Task statement →
Return the count of lines that hold the string "date", with no other words.

Items listed in a dataset
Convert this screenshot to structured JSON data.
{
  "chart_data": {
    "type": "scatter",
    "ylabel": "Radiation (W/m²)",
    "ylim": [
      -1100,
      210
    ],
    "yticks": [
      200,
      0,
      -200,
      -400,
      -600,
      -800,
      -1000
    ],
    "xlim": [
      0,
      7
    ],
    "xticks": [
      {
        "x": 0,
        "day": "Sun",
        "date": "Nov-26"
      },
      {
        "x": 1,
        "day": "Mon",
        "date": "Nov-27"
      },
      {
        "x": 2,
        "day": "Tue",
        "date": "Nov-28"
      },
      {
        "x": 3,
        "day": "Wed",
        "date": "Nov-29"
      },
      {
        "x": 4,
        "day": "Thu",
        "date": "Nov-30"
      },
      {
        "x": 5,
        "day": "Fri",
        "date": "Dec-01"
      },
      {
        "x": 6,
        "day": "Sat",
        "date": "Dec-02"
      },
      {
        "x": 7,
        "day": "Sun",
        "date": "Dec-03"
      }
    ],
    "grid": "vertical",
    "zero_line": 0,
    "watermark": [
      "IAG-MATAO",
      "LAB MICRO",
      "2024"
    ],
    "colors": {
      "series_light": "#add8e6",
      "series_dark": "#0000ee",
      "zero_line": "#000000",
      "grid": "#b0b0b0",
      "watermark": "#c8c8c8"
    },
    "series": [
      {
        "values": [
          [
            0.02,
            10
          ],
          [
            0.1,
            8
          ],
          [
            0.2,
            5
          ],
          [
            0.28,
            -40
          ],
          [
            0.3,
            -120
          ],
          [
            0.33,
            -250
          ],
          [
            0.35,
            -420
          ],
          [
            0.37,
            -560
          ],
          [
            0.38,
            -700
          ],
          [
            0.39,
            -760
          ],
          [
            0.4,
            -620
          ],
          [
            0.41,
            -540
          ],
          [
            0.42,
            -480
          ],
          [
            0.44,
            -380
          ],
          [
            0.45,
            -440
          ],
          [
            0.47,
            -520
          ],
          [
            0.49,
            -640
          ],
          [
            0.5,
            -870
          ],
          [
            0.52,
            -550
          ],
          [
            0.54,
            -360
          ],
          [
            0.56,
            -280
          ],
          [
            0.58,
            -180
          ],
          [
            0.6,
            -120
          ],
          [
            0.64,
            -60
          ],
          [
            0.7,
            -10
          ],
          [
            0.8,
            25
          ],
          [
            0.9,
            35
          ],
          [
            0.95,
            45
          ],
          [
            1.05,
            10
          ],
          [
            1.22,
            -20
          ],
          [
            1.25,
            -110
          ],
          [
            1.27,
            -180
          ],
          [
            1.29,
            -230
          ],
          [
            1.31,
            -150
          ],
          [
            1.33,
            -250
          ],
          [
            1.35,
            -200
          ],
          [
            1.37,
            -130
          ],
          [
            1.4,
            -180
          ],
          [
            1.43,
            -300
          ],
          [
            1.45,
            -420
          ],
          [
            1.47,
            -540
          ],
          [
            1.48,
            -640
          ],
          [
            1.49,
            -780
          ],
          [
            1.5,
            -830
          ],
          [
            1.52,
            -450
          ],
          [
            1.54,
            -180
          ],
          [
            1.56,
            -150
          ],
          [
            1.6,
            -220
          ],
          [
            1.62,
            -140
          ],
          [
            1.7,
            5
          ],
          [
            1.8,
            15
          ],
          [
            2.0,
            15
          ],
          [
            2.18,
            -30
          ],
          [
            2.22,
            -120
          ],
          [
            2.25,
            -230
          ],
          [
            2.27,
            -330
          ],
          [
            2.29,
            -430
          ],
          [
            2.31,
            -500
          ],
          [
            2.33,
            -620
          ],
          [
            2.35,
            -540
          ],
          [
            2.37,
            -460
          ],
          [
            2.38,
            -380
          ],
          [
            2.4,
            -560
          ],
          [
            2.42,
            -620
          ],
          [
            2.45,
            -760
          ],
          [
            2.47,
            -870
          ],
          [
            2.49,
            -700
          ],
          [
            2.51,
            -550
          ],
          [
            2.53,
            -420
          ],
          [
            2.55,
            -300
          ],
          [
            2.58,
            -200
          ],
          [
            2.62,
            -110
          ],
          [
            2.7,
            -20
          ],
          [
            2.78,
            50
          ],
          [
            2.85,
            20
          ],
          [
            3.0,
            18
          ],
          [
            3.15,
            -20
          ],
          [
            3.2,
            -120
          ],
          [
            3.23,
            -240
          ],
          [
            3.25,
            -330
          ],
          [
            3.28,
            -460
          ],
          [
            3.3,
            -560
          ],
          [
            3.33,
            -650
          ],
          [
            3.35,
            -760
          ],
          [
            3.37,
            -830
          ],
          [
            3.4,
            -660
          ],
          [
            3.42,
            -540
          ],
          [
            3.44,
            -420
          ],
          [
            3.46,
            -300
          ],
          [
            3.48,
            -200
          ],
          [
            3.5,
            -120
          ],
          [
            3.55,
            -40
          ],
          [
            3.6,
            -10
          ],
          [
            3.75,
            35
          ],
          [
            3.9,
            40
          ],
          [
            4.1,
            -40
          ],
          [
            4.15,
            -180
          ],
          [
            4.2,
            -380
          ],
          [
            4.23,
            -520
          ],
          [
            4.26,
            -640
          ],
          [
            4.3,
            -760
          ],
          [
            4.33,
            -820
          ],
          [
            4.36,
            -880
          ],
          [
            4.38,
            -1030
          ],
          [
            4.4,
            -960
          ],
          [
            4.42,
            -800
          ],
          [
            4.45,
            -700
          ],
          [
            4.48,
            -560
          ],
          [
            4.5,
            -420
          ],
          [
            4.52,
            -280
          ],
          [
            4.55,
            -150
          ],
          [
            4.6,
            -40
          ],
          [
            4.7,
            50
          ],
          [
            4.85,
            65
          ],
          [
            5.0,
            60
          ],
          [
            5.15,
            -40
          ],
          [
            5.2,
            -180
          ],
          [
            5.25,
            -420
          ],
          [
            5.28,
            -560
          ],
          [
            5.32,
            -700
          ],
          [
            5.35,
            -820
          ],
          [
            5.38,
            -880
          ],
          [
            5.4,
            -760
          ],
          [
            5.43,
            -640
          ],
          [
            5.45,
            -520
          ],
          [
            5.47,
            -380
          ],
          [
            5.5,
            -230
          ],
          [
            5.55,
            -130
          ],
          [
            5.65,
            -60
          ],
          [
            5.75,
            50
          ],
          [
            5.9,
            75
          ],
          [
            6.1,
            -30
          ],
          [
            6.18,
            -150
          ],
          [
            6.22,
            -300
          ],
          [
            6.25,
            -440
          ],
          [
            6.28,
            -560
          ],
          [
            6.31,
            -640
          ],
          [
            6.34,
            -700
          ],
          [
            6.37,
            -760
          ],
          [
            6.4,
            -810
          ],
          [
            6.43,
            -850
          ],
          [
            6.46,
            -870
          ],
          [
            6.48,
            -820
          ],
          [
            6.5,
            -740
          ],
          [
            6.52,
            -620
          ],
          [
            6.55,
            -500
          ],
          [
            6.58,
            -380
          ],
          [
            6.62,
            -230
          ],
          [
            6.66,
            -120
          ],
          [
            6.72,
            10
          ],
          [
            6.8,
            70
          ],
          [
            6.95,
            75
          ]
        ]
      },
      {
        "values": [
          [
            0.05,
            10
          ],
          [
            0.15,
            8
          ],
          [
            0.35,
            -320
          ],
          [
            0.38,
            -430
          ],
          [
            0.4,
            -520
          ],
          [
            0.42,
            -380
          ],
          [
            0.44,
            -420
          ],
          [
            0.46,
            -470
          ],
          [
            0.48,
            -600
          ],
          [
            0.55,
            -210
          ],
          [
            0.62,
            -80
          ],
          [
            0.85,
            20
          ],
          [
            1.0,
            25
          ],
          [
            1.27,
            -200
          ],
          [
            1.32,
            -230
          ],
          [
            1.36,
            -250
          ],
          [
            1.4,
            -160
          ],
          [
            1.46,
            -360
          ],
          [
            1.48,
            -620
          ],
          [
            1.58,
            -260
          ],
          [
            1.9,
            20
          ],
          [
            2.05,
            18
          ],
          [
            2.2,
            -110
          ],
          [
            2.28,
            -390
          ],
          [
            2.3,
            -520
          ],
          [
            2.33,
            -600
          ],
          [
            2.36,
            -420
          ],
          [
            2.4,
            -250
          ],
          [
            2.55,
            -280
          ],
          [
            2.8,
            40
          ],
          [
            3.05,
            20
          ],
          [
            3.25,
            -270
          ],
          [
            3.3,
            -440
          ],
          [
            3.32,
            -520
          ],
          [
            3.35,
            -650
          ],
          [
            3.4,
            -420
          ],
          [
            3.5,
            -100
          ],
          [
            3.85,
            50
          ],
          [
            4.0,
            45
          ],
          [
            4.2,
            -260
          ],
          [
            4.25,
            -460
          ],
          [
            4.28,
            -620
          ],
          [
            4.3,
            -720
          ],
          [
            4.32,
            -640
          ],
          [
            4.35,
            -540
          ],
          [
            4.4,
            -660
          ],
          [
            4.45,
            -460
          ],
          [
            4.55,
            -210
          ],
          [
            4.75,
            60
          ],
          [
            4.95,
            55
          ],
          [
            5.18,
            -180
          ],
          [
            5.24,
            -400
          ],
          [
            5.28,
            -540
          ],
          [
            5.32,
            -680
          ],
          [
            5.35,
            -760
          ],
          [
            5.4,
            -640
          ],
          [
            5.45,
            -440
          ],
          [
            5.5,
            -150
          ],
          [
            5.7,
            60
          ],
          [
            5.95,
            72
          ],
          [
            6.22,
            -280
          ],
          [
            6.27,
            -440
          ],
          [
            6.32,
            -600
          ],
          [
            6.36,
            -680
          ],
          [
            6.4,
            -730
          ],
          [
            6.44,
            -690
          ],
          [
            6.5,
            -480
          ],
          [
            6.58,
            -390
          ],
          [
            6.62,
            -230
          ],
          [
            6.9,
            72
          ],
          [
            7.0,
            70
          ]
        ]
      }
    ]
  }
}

Written response →
8